AMD processors sold between 2011 to 2019 are vulnerable to two side-channel attacks that can extract kernel data and secrets, according to a new research paper.

In a paper [PDF] titled, “Take A Way: Exploring the Security Implications of AMD’s Cache Way Predictors,” six boffins – Moritz Lipp, Vedad Hadžić, Michael Schwarz, and Daniel Gruss (Graz University of Technology), Clémentine Maurice (University of Rennes), and Arthur Perais (unaffiliated) – explain how they reverse-engineered AMD’s L1D cache way predictor to expose sensitive data in memory.

To save power when looking up a cache line in a set-associative cache, AMD’s CPUs rely on something called way prediction. The way predictor allows the CPU to predict the correct cache location required, rather than test all the possible cache locations, for a given memory address. This speeds up operations, though it can also add latency when misprediction occurs.

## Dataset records
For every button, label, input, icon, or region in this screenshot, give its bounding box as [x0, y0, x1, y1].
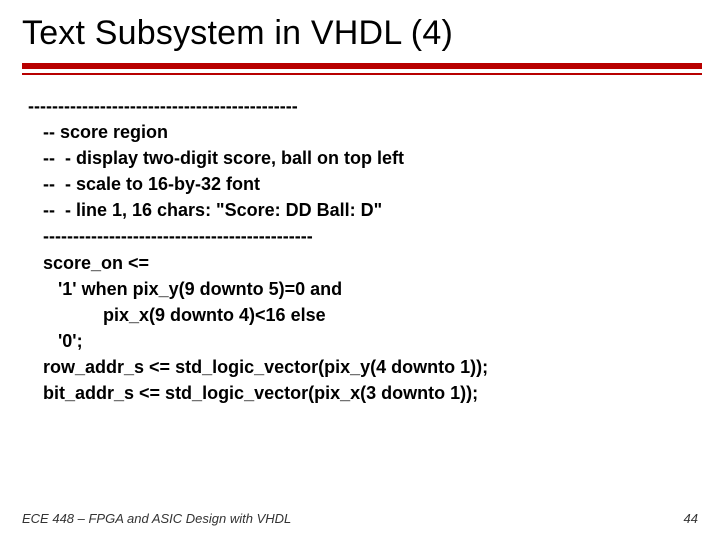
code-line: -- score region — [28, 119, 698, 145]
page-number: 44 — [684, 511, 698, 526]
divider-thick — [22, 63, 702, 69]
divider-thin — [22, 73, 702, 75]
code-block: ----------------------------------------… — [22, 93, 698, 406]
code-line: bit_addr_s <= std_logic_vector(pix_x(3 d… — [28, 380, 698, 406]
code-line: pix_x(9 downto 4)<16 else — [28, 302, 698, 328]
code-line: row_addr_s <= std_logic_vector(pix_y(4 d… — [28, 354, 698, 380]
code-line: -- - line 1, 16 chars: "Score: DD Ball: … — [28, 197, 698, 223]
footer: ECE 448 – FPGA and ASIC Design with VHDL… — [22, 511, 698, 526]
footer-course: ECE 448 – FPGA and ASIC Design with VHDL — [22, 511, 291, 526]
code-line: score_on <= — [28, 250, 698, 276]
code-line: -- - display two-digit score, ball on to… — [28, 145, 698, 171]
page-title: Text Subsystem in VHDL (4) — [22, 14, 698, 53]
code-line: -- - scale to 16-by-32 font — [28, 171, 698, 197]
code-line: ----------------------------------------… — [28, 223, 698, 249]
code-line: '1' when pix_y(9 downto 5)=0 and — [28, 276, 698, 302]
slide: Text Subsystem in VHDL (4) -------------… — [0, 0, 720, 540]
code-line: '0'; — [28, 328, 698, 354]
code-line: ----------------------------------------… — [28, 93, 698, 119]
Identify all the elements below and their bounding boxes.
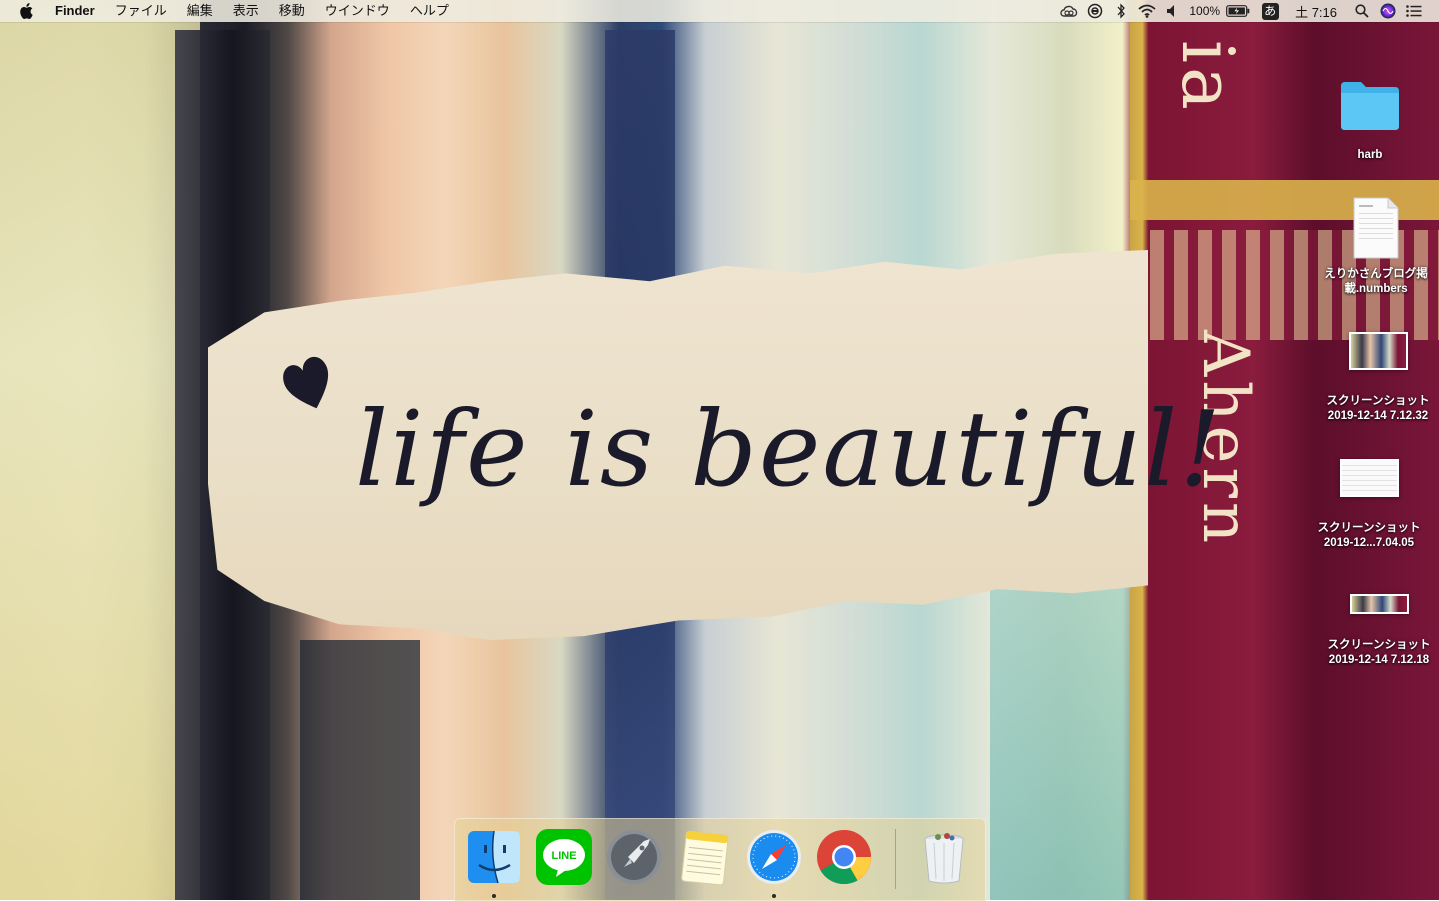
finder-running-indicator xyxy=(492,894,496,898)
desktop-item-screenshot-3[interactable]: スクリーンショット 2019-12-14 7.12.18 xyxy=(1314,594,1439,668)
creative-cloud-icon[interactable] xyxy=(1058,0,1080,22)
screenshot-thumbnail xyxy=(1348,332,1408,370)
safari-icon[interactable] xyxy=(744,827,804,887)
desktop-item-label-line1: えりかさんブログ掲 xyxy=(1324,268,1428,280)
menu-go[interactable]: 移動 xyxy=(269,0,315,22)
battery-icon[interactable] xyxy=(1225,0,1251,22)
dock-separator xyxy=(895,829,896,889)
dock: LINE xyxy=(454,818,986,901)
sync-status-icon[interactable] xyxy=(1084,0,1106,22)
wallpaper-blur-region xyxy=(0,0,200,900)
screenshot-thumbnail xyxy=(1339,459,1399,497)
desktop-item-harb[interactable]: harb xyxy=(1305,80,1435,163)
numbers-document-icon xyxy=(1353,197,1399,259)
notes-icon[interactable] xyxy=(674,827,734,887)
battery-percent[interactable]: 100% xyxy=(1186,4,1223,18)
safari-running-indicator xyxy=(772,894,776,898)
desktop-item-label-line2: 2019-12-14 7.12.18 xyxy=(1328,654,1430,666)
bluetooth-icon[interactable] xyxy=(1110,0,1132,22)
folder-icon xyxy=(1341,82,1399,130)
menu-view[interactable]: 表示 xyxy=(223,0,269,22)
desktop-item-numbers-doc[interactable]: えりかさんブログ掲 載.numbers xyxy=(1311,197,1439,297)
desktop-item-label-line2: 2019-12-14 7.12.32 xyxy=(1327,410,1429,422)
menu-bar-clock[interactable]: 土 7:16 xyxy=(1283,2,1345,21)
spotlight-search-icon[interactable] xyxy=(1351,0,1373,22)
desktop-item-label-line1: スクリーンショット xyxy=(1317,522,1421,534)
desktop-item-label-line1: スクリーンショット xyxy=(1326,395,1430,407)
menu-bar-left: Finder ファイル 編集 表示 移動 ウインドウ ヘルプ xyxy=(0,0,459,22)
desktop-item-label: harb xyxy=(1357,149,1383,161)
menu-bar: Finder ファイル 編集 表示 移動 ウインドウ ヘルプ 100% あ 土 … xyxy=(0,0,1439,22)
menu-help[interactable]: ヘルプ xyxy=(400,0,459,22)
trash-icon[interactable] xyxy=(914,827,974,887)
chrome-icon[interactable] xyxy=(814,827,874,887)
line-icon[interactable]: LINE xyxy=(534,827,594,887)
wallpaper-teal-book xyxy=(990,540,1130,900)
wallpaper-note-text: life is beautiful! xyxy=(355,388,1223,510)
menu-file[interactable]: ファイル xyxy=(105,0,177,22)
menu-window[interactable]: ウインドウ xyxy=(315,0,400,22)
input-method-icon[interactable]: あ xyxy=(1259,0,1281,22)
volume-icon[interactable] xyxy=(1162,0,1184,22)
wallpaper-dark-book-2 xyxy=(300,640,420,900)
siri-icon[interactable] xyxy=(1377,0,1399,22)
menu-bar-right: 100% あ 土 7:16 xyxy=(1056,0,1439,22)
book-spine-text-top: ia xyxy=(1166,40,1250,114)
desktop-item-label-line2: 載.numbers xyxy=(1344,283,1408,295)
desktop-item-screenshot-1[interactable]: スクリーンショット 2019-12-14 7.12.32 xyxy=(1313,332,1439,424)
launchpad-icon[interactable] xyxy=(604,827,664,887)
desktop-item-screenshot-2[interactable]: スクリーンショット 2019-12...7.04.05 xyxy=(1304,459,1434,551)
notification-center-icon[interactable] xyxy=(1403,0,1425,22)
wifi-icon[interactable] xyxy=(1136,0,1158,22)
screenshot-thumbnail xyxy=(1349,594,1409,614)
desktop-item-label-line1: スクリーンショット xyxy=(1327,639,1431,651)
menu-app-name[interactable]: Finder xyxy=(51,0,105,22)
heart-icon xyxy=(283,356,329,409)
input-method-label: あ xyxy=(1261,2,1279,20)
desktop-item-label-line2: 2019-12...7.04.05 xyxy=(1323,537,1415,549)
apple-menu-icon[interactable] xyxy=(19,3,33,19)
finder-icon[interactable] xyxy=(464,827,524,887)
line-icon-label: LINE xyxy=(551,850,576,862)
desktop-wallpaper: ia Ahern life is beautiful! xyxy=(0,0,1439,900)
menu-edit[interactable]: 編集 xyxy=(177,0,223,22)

## Exercises to complete
**A)** In the dataset records, take the lines from the line with "code-line: -- score" to the line with "Identify all the". Substitute "source-line" for "code-line" throughout them, leave everything else unchanged, and write out only those lines.
**B)** Continue the article on the side-channel attacks against AMD's cache way predictor from the point where it stops.

## Task-by-task results
**A)**
source-line: -- score region — [28, 119, 698, 145]
page-number: 44 — [684, 511, 698, 526]
divider-thick — [22, 63, 702, 69]
divider-thin — [22, 73, 702, 75]
code-block: ----------------------------------------… — [22, 93, 698, 406]
source-line: bit_addr_s <= std_logic_vector(pix_x(3 d… — [28, 380, 698, 406]
source-line: pix_x(9 downto 4)<16 else — [28, 302, 698, 328]
source-line: row_addr_s <= std_logic_vector(pix_y(4 d… — [28, 354, 698, 380]
source-line: -- - line 1, 16 chars: "Score: DD Ball: … — [28, 197, 698, 223]
footer: ECE 448 – FPGA and ASIC Design with VHDL… — [22, 511, 698, 526]
footer-course: ECE 448 – FPGA and ASIC Design with VHDL — [22, 511, 291, 526]
source-line: score_on <= — [28, 250, 698, 276]
source-line: -- - display two-digit score, ball on to… — [28, 145, 698, 171]
page-title: Text Subsystem in VHDL (4) — [22, 14, 698, 53]
source-line: -- - scale to 16-by-32 font — [28, 171, 698, 197]
source-line: ----------------------------------------… — [28, 223, 698, 249]
source-line: '1' when pix_y(9 downto 5)=0 and — [28, 276, 698, 302]
slide: Text Subsystem in VHDL (4) -------------… — [0, 0, 720, 540]
source-line: '0'; — [28, 328, 698, 354]
source-line: ----------------------------------------… — [28, 93, 698, 119]
Identify all the elements below and their bounding boxes.

**B)**
The cache location is, in part, determined by a hash function, undocumented by AMD, that hashes the virtual address of the memory load. By reverse engineering this hash function, the researchers were able to create cache collisions which present observable timing effects – increased access time or L1 cache misses – that allow covert kernel data exfiltration, cryptographic key recovery, and weakening ASLR defenses on a fully-patched Linux system, the hypervisor, or the JavaScript sandbox.

Timing attacks of this sort allow the attacker to infer protected data based on the time the system takes to respond to specific inputs.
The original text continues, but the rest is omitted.